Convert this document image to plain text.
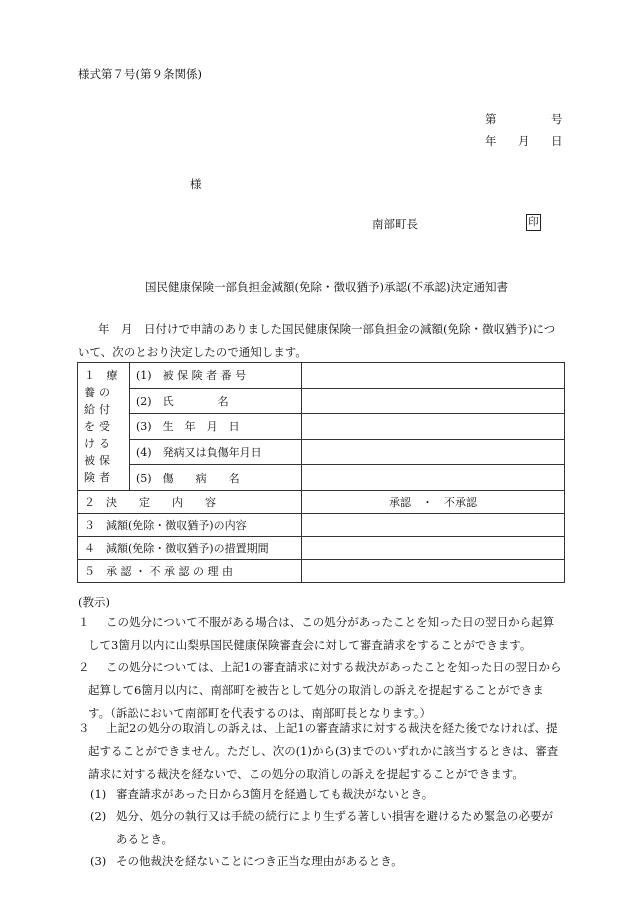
様式第７号(第９条関係)
第	号
年 月 日
様
南部町長	印
国民健康保険一部負担金減額(免除・徴収猶予)承認(不承認)決定通知書
年　月　日付けで申請のありました国民健康保険一部負担金の減額(免除・徴収猶予)について、次のとおり決定したので通知します。
１ 療養の給付を受ける被保険者	(1)　被 保 険 者 番 号	
	(2)　氏　　　　名	
	(3)　生　年　月　日	
	(4)　発病又は負傷年月日	
	(5)　傷　　病　　名	
２　決　　定　　内　　容		承認　・　不承認
３　減額(免除・徴収猶予)の内容		
４　減額(免除・徴収猶予)の措置期間		
５　承 認 ・ 不 承 認 の 理 由		
(教示)
１	この処分について不服がある場合は、この処分があったことを知った日の翌日から起算して3箇月以内に山梨県国民健康保険審査会に対して審査請求をすることができます。
２	この処分については、上記1の審査請求に対する裁決があったことを知った日の翌日から起算して6箇月以内に、南部町を被告として処分の取消しの訴えを提起することができます。（訴訟において南部町を代表するのは、南部町長となります。）
３	上記2の処分の取消しの訴えは、上記1の審査請求に対する裁決を経た後でなければ、提起することができません。ただし、次の(1)から(3)までのいずれかに該当するときは、審査請求に対する裁決を経ないで、この処分の取消しの訴えを提起することができます。
(1) 審査請求があった日から3箇月を経過しても裁決がないとき。
(2) 処分、処分の執行又は手続の続行により生ずる著しい損害を避けるため緊急の必要があるとき。
(3) その他裁決を経ないことにつき正当な理由があるとき。
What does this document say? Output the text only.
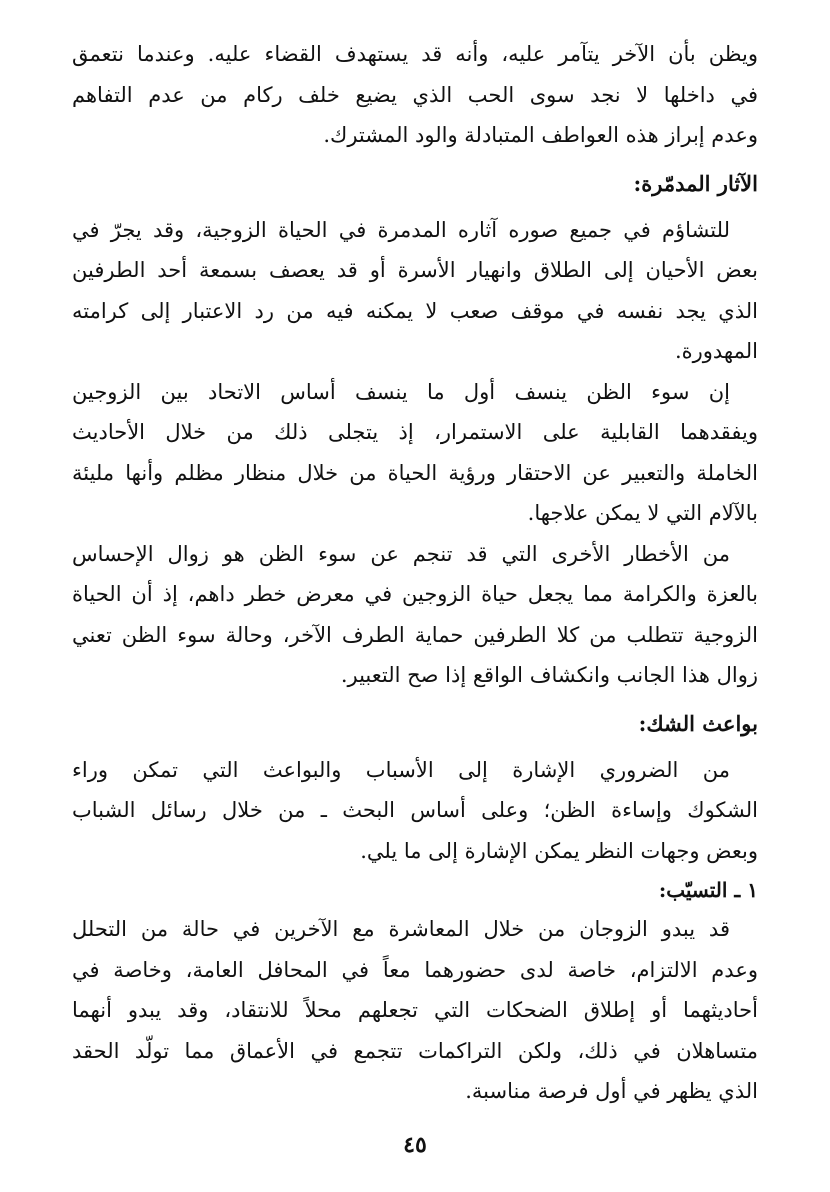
ويظن بأن الآخر يتآمر عليه، وأنه قد يستهدف القضاء عليه. وعندما نتعمق
في داخلها لا نجد سوى الحب الذي يضيع خلف ركام من عدم التفاهم
وعدم إبراز هذه العواطف المتبادلة والود المشترك.

الآثار المدمّرة:

للتشاؤم في جميع صوره آثاره المدمرة في الحياة الزوجية، وقد يجرّ في
بعض الأحيان إلى الطلاق وانهيار الأسرة أو قد يعصف بسمعة أحد الطرفين
الذي يجد نفسه في موقف صعب لا يمكنه فيه من رد الاعتبار إلى كرامته
المهدورة.

إن سوء الظن ينسف أول ما ينسف أساس الاتحاد بين الزوجين
ويفقدهما القابلية على الاستمرار، إذ يتجلى ذلك من خلال الأحاديث
الخاملة والتعبير عن الاحتقار ورؤية الحياة من خلال منظار مظلم وأنها مليئة
بالآلام التي لا يمكن علاجها.

من الأخطار الأخرى التي قد تنجم عن سوء الظن هو زوال الإحساس
بالعزة والكرامة مما يجعل حياة الزوجين في معرض خطر داهم، إذ أن الحياة
الزوجية تتطلب من كلا الطرفين حماية الطرف الآخر، وحالة سوء الظن تعني
زوال هذا الجانب وانكشاف الواقع إذا صح التعبير.

بواعث الشك:

من الضروري الإشارة إلى الأسباب والبواعث التي تمكن وراء
الشكوك وإساءة الظن؛ وعلى أساس البحث ـ من خلال رسائل الشباب
وبعض وجهات النظر يمكن الإشارة إلى ما يلي.

١ ـ التسيّب:

قد يبدو الزوجان من خلال المعاشرة مع الآخرين في حالة من التحلل
وعدم الالتزام، خاصة لدى حضورهما معاً في المحافل العامة، وخاصة في
أحاديثهما أو إطلاق الضحكات التي تجعلهم محلاً للانتقاد، وقد يبدو أنهما
متساهلان في ذلك، ولكن التراكمات تتجمع في الأعماق مما تولّد الحقد
الذي يظهر في أول فرصة مناسبة.

٤٥
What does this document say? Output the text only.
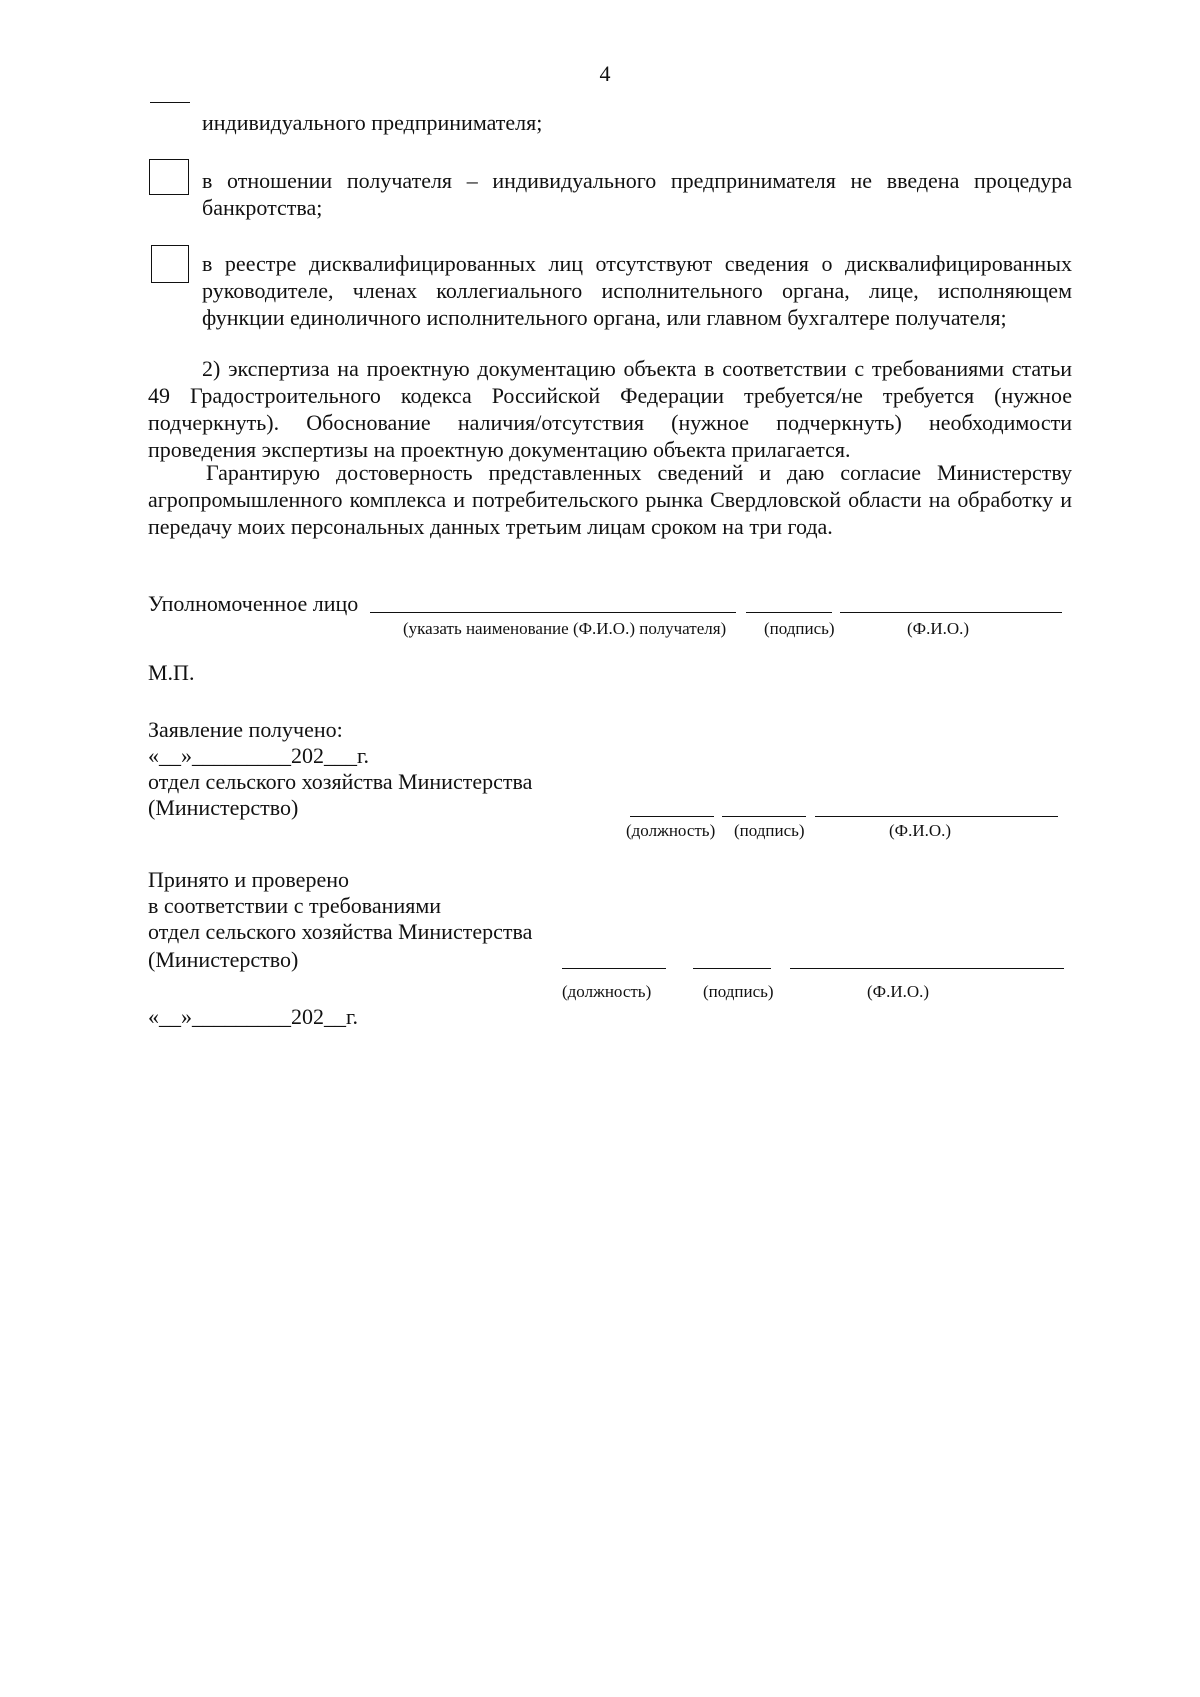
4
индивидуального предпринимателя;
в отношении получателя – индивидуального предпринимателя не введена процедура банкротства;
в реестре дисквалифицированных лиц отсутствуют сведения о дисквалифицированных руководителе, членах коллегиального исполнительного органа, лице, исполняющем функции единоличного исполнительного органа, или главном бухгалтере получателя;
2) экспертиза на проектную документацию объекта в соответствии с требованиями статьи 49 Градостроительного кодекса Российской Федерации требуется/не требуется (нужное подчеркнуть). Обоснование наличия/отсутствия (нужное подчеркнуть) необходимости проведения экспертизы на проектную документацию объекта прилагается.
Гарантирую достоверность представленных сведений и даю согласие Министерству агропромышленного комплекса и потребительского рынка Свердловской области на обработку и передачу моих персональных данных третьим лицам сроком на три года.
Уполномоченное лицо
(указать наименование (Ф.И.О.) получателя) (подпись)	(Ф.И.О.)
М.П.
Заявление получено:
«__»_________202___г.
отдел сельского хозяйства Министерства
(Министерство)
(должность) (подпись)	(Ф.И.О.)
Принято и проверено
в соответствии с требованиями
отдел сельского хозяйства Министерства
(Министерство)
(должность)	(подпись)	(Ф.И.О.)
«__»_________202__г.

=-=-=-=-=

→ Written problem
Which lines hold the word "الذي"? Copy all of them.

→ Result
في داخلها لا نجد سوى الحب الذي يضيع خلف ركام من عدم التفاهم
الذي يجد نفسه في موقف صعب لا يمكنه فيه من رد الاعتبار إلى كرامته
الذي يظهر في أول فرصة مناسبة.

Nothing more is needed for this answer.